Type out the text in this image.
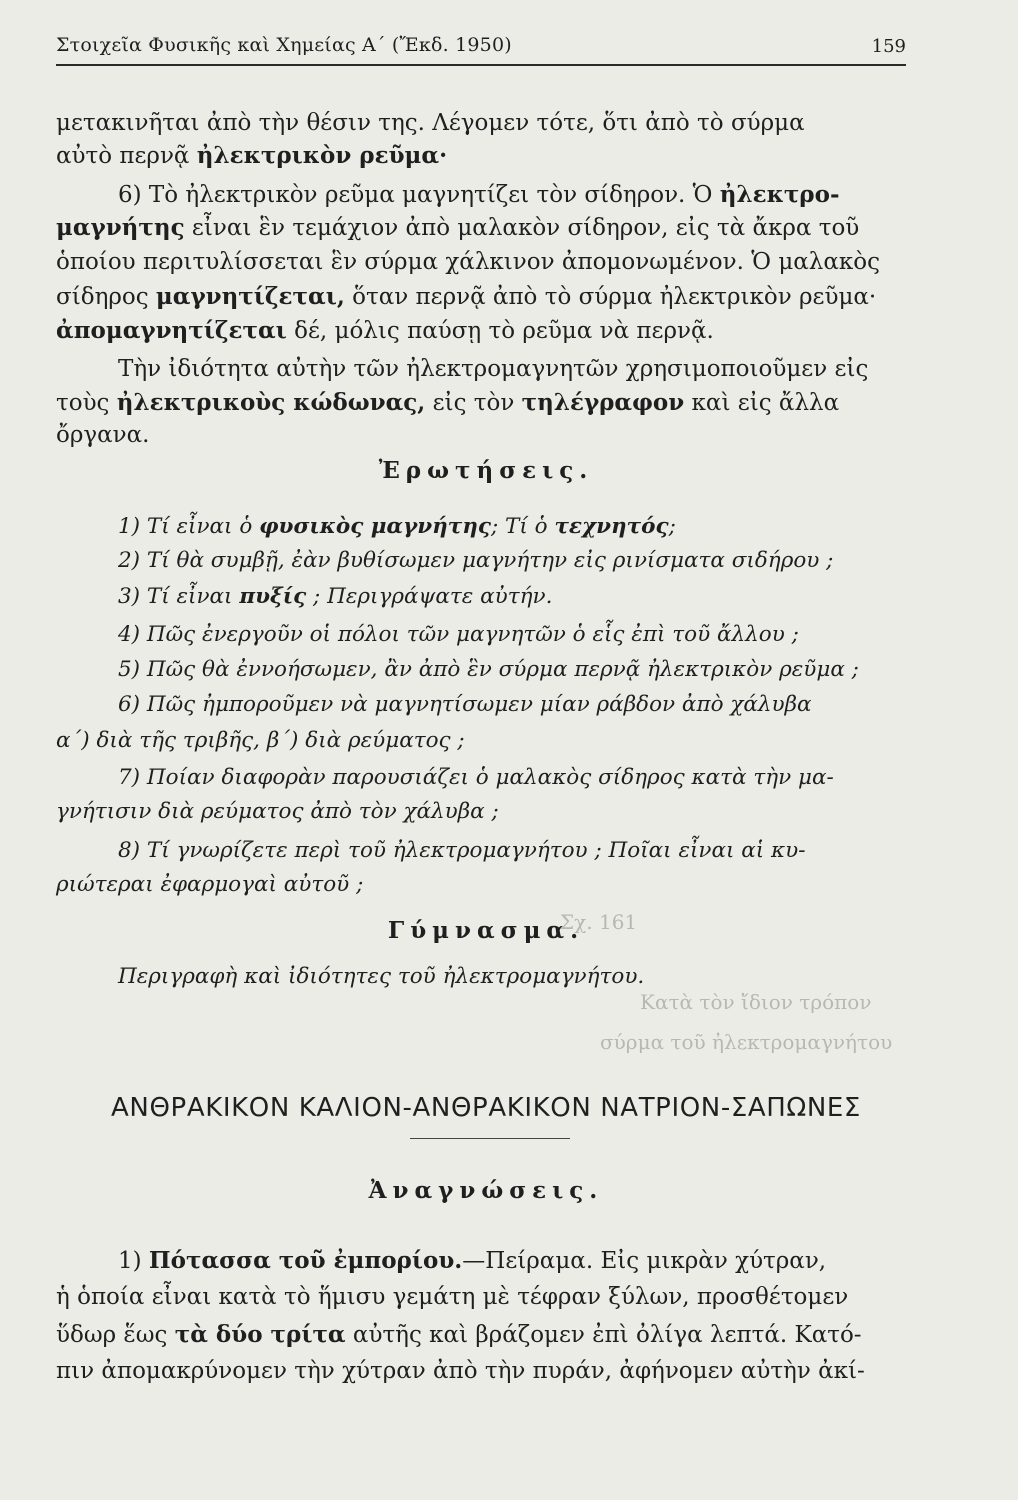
Σχ. 161
Κατὰ τὸν ἴδιον τρόπον
σύρμα τοῦ ἠλεκτρομαγνήτου
Στοιχεῖα Φυσικῆς καὶ Χημείας Α΄ (Ἔκδ. 1950)	159
μετακινῆται ἀπὸ τὴν θέσιν της. Λέγομεν τότε, ὅτι ἀπὸ τὸ σύρμα
αὐτὸ περνᾷ ἠλεκτρικὸν ρεῦμα·
6) Τὸ ἠλεκτρικὸν ρεῦμα μαγνητίζει τὸν σίδηρον. Ὁ ἠλεκτρο-
μαγνήτης εἶναι ἓν τεμάχιον ἀπὸ μαλακὸν σίδηρον, εἰς τὰ ἄκρα τοῦ
ὁποίου περιτυλίσσεται ἓν σύρμα χάλκινον ἀπομονωμένον. Ὁ μαλακὸς
σίδηρος μαγνητίζεται, ὅταν περνᾷ ἀπὸ τὸ σύρμα ἠλεκτρικὸν ρεῦμα·
ἀπομαγνητίζεται δέ, μόλις παύσῃ τὸ ρεῦμα νὰ περνᾷ.
Τὴν ἰδιότητα αὐτὴν τῶν ἠλεκτρομαγνητῶν χρησιμοποιοῦμεν εἰς
τοὺς ἠλεκτρικοὺς κώδωνας, εἰς τὸν τηλέγραφον καὶ εἰς ἄλλα
ὄργανα.
Ἐρωτήσεις.
1) Τί εἶναι ὁ φυσικὸς μαγνήτης; Τί ὁ τεχνητός;
2) Τί θὰ συμβῇ, ἐὰν βυθίσωμεν μαγνήτην εἰς ρινίσματα σιδήρου ;
3) Τί εἶναι πυξίς ; Περιγράψατε αὐτήν.
4) Πῶς ἐνεργοῦν οἱ πόλοι τῶν μαγνητῶν ὁ εἷς ἐπὶ τοῦ ἄλλου ;
5) Πῶς θὰ ἐννοήσωμεν, ἂν ἀπὸ ἓν σύρμα περνᾷ ἠλεκτρικὸν ρεῦμα ;
6) Πῶς ἠμποροῦμεν νὰ μαγνητίσωμεν μίαν ράβδον ἀπὸ χάλυβα
α΄) διὰ τῆς τριβῆς, β΄) διὰ ρεύματος ;
7) Ποίαν διαφορὰν παρουσιάζει ὁ μαλακὸς σίδηρος κατὰ τὴν μα-
γνήτισιν διὰ ρεύματος ἀπὸ τὸν χάλυβα ;
8) Τί γνωρίζετε περὶ τοῦ ἠλεκτρομαγνήτου ; Ποῖαι εἶναι αἱ κυ-
ριώτεραι ἐφαρμογαὶ αὐτοῦ ;
Γύμνασμα.
Περιγραφὴ καὶ ἰδιότητες τοῦ ἠλεκτρομαγνήτου.
ΑΝΘΡΑΚΙΚΟΝ ΚΑΛΙΟΝ-ΑΝΘΡΑΚΙΚΟΝ ΝΑΤΡΙΟΝ-ΣΑΠΩΝΕΣ
Ἀναγνώσεις.
1) Πότασσα τοῦ ἐμπορίου.—Πείραμα. Εἰς μικρὰν χύτραν,
ἡ ὁποία εἶναι κατὰ τὸ ἥμισυ γεμάτη μὲ τέφραν ξύλων, προσθέτομεν
ὕδωρ ἕως τὰ δύο τρίτα αὐτῆς καὶ βράζομεν ἐπὶ ὀλίγα λεπτά. Κατό-
πιν ἀπομακρύνομεν τὴν χύτραν ἀπὸ τὴν πυράν, ἀφήνομεν αὐτὴν ἀκί-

···

- Work to do -
Filter for "μαγνήτης". Return all lines that hold it.

- Written solution -
μαγνήτης εἶναι ἓν τεμάχιον ἀπὸ μαλακὸν σίδηρον, εἰς τὰ ἄκρα τοῦ
1) Τί εἶναι ὁ φυσικὸς μαγνήτης; Τί ὁ τεχνητός;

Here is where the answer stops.